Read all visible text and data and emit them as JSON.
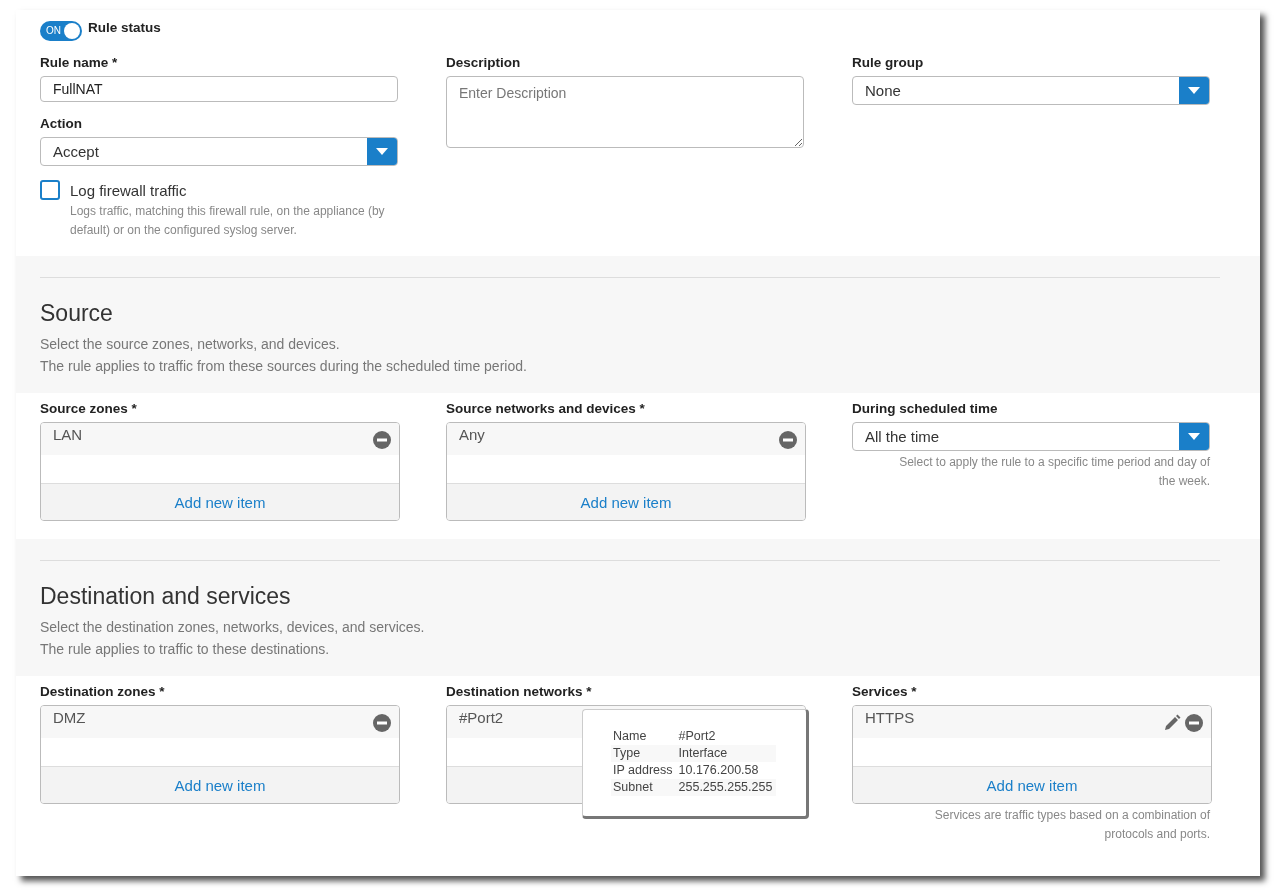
{
  "rule_status": {
    "label": "Rule status",
    "toggle_text": "ON",
    "on": true
  },
  "rule_name": {
    "label": "Rule name *",
    "value": "FullNAT"
  },
  "action": {
    "label": "Action",
    "value": "Accept"
  },
  "log_traffic": {
    "label": "Log firewall traffic",
    "checked": false,
    "help": "Logs traffic, matching this firewall rule, on the appliance (by default) or on the configured syslog server."
  },
  "description": {
    "label": "Description",
    "placeholder": "Enter Description"
  },
  "rule_group": {
    "label": "Rule group",
    "value": "None"
  },
  "sections": [
    {
      "title": "Source",
      "lines": [
        "Select the source zones, networks, and devices.",
        "The rule applies to traffic from these sources during the scheduled time period."
      ],
      "fields": [
        {
          "kind": "list",
          "label": "Source zones *",
          "items": [
            {
              "text": "LAN",
              "editable": false
            }
          ],
          "add_label": "Add new item"
        },
        {
          "kind": "list",
          "label": "Source networks and devices *",
          "items": [
            {
              "text": "Any",
              "editable": false
            }
          ],
          "add_label": "Add new item"
        },
        {
          "kind": "select",
          "label": "During scheduled time",
          "value": "All the time",
          "help": "Select to apply the rule to a specific time period and day of the week."
        }
      ]
    },
    {
      "title": "Destination and services",
      "lines": [
        "Select the destination zones, networks, devices, and services.",
        "The rule applies to traffic to these destinations."
      ],
      "fields": [
        {
          "kind": "list",
          "label": "Destination zones *",
          "items": [
            {
              "text": "DMZ",
              "editable": false
            }
          ],
          "add_label": "Add new item"
        },
        {
          "kind": "list",
          "label": "Destination networks *",
          "items": [
            {
              "text": "#Port2"
            }
          ],
          "tooltip": [
            {
              "name": "Name",
              "value": "#Port2"
            },
            {
              "name": "Type",
              "value": "Interface"
            },
            {
              "name": "IP address",
              "value": "10.176.200.58"
            },
            {
              "name": "Subnet",
              "value": "255.255.255.255"
            }
          ]
        },
        {
          "kind": "list",
          "label": "Services *",
          "items": [
            {
              "text": "HTTPS",
              "editable": true
            }
          ],
          "add_label": "Add new item",
          "help": "Services are traffic types based on a combination of protocols and ports."
        }
      ]
    }
  ]
}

--------------------------------

* [GIVEN TASK]
Transcribe the full listing above exactly, with the images removed.

* [FINISHED TASK]
Read all visible text and data and emit them as JSON.
{
  "rule_status": {
    "label": "Rule status",
    "toggle_text": "ON",
    "on": true
  },
  "rule_name": {
    "label": "Rule name *",
    "value": "FullNAT"
  },
  "action": {
    "label": "Action",
    "value": "Accept"
  },
  "log_traffic": {
    "label": "Log firewall traffic",
    "checked": false,
    "help": "Logs traffic, matching this firewall rule, on the appliance (by default) or on the configured syslog server."
  },
  "description": {
    "label": "Description",
    "placeholder": "Enter Description"
  },
  "rule_group": {
    "label": "Rule group",
    "value": "None"
  },
  "sections": [
    {
      "title": "Source",
      "lines": [
        "Select the source zones, networks, and devices.",
        "The rule applies to traffic from these sources during the scheduled time period."
      ],
      "fields": [
        {
          "kind": "list",
          "label": "Source zones *",
          "items": [
            {
              "text": "LAN",
              "editable": false
            }
          ],
          "add_label": "Add new item"
        },
        {
          "kind": "list",
          "label": "Source networks and devices *",
          "items": [
            {
              "text": "Any",
              "editable": false
            }
          ],
          "add_label": "Add new item"
        },
        {
          "kind": "select",
          "label": "During scheduled time",
          "value": "All the time",
          "help": "Select to apply the rule to a specific time period and day of the week."
        }
      ]
    },
    {
      "title": "Destination and services",
      "lines": [
        "Select the destination zones, networks, devices, and services.",
        "The rule applies to traffic to these destinations."
      ],
      "fields": [
        {
          "kind": "list",
          "label": "Destination zones *",
          "items": [
            {
              "text": "DMZ",
              "editable": false
            }
          ],
          "add_label": "Add new item"
        },
        {
          "kind": "list",
          "label": "Destination networks *",
          "items": [
            {
              "text": "#Port2"
            }
          ],
          "tooltip": [
            {
              "name": "Name",
              "value": "#Port2"
            },
            {
              "name": "Type",
              "value": "Interface"
            },
            {
              "name": "IP address",
              "value": "10.176.200.58"
            },
            {
              "name": "Subnet",
              "value": "255.255.255.255"
            }
          ]
        },
        {
          "kind": "list",
          "label": "Services *",
          "items": [
            {
              "text": "HTTPS",
              "editable": true
            }
          ],
          "add_label": "Add new item",
          "help": "Services are traffic types based on a combination of protocols and ports."
        }
      ]
    }
  ]
}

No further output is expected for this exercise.